> [What the task asks]: What you return should match every record exactly, with the images removed.

> [Data to process]:
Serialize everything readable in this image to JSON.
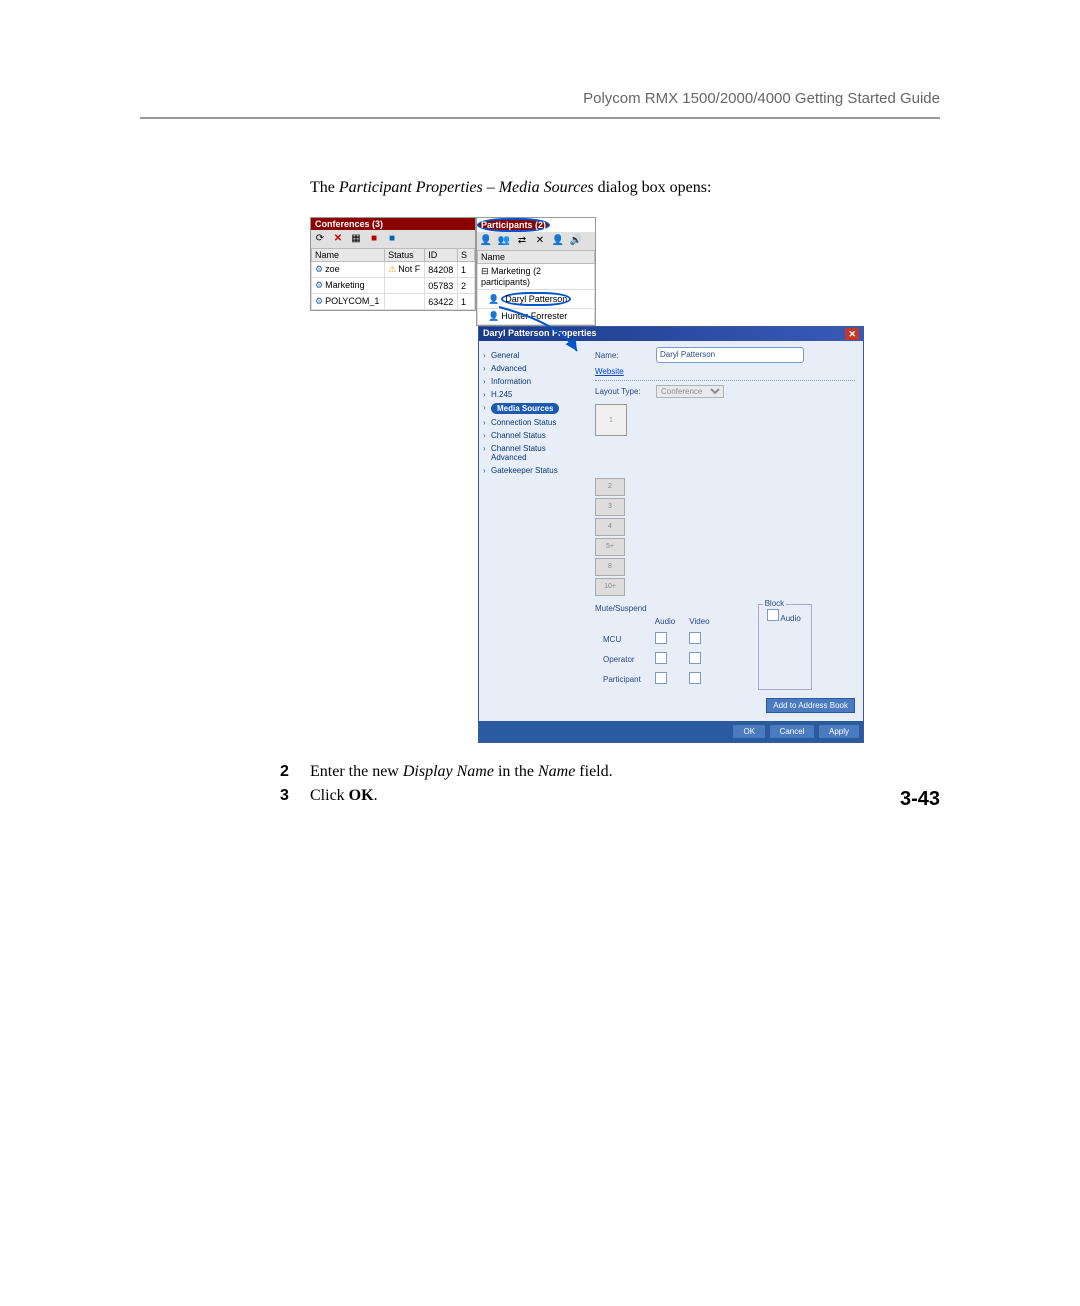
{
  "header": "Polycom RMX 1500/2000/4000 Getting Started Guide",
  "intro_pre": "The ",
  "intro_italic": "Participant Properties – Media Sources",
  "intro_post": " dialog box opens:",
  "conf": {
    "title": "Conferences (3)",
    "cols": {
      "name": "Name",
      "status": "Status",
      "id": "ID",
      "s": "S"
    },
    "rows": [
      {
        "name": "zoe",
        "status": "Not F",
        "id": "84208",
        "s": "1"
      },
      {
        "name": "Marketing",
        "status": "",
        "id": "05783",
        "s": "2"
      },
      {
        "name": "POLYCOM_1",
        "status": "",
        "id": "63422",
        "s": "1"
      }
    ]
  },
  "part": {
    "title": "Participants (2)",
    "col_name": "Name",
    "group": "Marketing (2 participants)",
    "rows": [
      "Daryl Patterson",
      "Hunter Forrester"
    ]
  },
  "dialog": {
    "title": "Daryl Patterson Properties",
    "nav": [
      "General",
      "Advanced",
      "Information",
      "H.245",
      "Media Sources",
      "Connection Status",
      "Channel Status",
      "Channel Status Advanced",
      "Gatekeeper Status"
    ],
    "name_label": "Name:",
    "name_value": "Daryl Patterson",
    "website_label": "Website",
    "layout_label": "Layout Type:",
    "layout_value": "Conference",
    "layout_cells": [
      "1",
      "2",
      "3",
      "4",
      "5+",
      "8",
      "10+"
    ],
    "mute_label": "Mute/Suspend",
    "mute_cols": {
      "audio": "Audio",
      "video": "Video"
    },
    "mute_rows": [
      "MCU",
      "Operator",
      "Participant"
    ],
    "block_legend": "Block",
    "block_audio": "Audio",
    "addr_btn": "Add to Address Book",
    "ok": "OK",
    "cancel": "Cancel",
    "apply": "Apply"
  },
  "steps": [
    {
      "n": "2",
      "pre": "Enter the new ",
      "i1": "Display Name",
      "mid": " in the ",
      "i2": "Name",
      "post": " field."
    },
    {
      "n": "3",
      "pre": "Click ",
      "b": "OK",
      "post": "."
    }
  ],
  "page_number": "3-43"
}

> [Complete response]:
Serialize everything readable in this image to JSON.
{
  "header": "Polycom RMX 1500/2000/4000 Getting Started Guide",
  "intro_pre": "The ",
  "intro_italic": "Participant Properties – Media Sources",
  "intro_post": " dialog box opens:",
  "conf": {
    "title": "Conferences (3)",
    "cols": {
      "name": "Name",
      "status": "Status",
      "id": "ID",
      "s": "S"
    },
    "rows": [
      {
        "name": "zoe",
        "status": "Not F",
        "id": "84208",
        "s": "1"
      },
      {
        "name": "Marketing",
        "status": "",
        "id": "05783",
        "s": "2"
      },
      {
        "name": "POLYCOM_1",
        "status": "",
        "id": "63422",
        "s": "1"
      }
    ]
  },
  "part": {
    "title": "Participants (2)",
    "col_name": "Name",
    "group": "Marketing (2 participants)",
    "rows": [
      "Daryl Patterson",
      "Hunter Forrester"
    ]
  },
  "dialog": {
    "title": "Daryl Patterson Properties",
    "nav": [
      "General",
      "Advanced",
      "Information",
      "H.245",
      "Media Sources",
      "Connection Status",
      "Channel Status",
      "Channel Status Advanced",
      "Gatekeeper Status"
    ],
    "name_label": "Name:",
    "name_value": "Daryl Patterson",
    "website_label": "Website",
    "layout_label": "Layout Type:",
    "layout_value": "Conference",
    "layout_cells": [
      "1",
      "2",
      "3",
      "4",
      "5+",
      "8",
      "10+"
    ],
    "mute_label": "Mute/Suspend",
    "mute_cols": {
      "audio": "Audio",
      "video": "Video"
    },
    "mute_rows": [
      "MCU",
      "Operator",
      "Participant"
    ],
    "block_legend": "Block",
    "block_audio": "Audio",
    "addr_btn": "Add to Address Book",
    "ok": "OK",
    "cancel": "Cancel",
    "apply": "Apply"
  },
  "steps": [
    {
      "n": "2",
      "pre": "Enter the new ",
      "i1": "Display Name",
      "mid": " in the ",
      "i2": "Name",
      "post": " field."
    },
    {
      "n": "3",
      "pre": "Click ",
      "b": "OK",
      "post": "."
    }
  ],
  "page_number": "3-43"
}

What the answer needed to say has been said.